Document page records:
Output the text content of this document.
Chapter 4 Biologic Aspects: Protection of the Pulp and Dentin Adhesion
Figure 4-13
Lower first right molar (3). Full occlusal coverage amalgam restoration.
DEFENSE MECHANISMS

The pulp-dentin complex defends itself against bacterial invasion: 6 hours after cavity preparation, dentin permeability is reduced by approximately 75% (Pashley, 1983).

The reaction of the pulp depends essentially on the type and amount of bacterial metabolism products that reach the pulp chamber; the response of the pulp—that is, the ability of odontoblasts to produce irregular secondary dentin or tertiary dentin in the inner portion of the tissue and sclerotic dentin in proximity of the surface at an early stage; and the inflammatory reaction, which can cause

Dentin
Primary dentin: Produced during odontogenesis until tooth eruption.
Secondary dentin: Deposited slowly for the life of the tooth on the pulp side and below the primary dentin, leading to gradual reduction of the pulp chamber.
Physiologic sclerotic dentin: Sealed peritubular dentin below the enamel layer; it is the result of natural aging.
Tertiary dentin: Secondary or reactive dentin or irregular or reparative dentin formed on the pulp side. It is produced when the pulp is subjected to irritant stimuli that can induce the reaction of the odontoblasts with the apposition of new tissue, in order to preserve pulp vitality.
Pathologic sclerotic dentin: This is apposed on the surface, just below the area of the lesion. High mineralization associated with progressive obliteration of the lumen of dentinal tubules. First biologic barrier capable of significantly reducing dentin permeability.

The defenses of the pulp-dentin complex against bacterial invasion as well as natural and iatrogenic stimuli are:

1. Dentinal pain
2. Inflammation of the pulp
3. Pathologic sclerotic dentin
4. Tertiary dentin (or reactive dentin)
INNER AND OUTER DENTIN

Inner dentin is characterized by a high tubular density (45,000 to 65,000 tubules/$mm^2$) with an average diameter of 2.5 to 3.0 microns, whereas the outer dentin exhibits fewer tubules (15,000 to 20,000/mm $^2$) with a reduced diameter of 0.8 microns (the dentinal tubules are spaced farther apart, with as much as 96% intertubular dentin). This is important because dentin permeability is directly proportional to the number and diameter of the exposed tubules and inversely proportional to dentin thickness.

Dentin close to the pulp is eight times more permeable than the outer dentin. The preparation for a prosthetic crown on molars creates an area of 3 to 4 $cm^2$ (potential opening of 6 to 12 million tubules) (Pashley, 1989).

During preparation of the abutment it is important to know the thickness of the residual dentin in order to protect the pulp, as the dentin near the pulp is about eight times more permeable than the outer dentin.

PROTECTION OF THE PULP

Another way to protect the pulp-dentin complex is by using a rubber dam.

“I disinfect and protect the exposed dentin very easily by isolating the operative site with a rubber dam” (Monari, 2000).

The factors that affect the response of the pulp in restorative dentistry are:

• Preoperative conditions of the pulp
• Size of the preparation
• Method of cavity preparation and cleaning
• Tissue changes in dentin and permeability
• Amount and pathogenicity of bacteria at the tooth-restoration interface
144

What to work on |
Go through the entries above and write each one out exactly.

Answer section |
Output the text content of this document.
Chapter 4 Biologic Aspects: Protection of the Pulp and Dentin Adhesion
Figure 4-13
Lower first right molar (3). Full occlusal coverage amalgam restoration.
DEFENSE MECHANISMS

The pulp-dentin complex defends itself against bacterial invasion: 6 hours after cavity preparation, dentin permeability is reduced by approximately 75% (Pashley, 1983).

The reaction of the pulp depends essentially on the type and amount of bacterial metabolism products that reach the pulp chamber; the response of the pulp—that is, the ability of odontoblasts to produce irregular secondary dentin or tertiary dentin in the inner portion of the tissue and sclerotic dentin in proximity of the surface at an early stage; and the inflammatory reaction, which can cause

Dentin
Primary dentin: Produced during odontogenesis until tooth eruption.
Secondary dentin: Deposited slowly for the life of the tooth on the pulp side and below the primary dentin, leading to gradual reduction of the pulp chamber.
Physiologic sclerotic dentin: Sealed peritubular dentin below the enamel layer; it is the result of natural aging.
Tertiary dentin: Secondary or reactive dentin or irregular or reparative dentin formed on the pulp side. It is produced when the pulp is subjected to irritant stimuli that can induce the reaction of the odontoblasts with the apposition of new tissue, in order to preserve pulp vitality.
Pathologic sclerotic dentin: This is apposed on the surface, just below the area of the lesion. High mineralization associated with progressive obliteration of the lumen of dentinal tubules. First biologic barrier capable of significantly reducing dentin permeability.

The defenses of the pulp-dentin complex against bacterial invasion as well as natural and iatrogenic stimuli are:

1. Dentinal pain
2. Inflammation of the pulp
3. Pathologic sclerotic dentin
4. Tertiary dentin (or reactive dentin)
INNER AND OUTER DENTIN

Inner dentin is characterized by a high tubular density (45,000 to 65,000 tubules/$mm^2$) with an average diameter of 2.5 to 3.0 microns, whereas the outer dentin exhibits fewer tubules (15,000 to 20,000/mm $^2$) with a reduced diameter of 0.8 microns (the dentinal tubules are spaced farther apart, with as much as 96% intertubular dentin). This is important because dentin permeability is directly proportional to the number and diameter of the exposed tubules and inversely proportional to dentin thickness.

Dentin close to the pulp is eight times more permeable than the outer dentin. The preparation for a prosthetic crown on molars creates an area of 3 to 4 $cm^2$ (potential opening of 6 to 12 million tubules) (Pashley, 1989).

During preparation of the abutment it is important to know the thickness of the residual dentin in order to protect the pulp, as the dentin near the pulp is about eight times more permeable than the outer dentin.

PROTECTION OF THE PULP

Another way to protect the pulp-dentin complex is by using a rubber dam.

“I disinfect and protect the exposed dentin very easily by isolating the operative site with a rubber dam” (Monari, 2000).

The factors that affect the response of the pulp in restorative dentistry are:

• Preoperative conditions of the pulp
• Size of the preparation
• Method of cavity preparation and cleaning
• Tissue changes in dentin and permeability
• Amount and pathogenicity of bacteria at the tooth-restoration interface
144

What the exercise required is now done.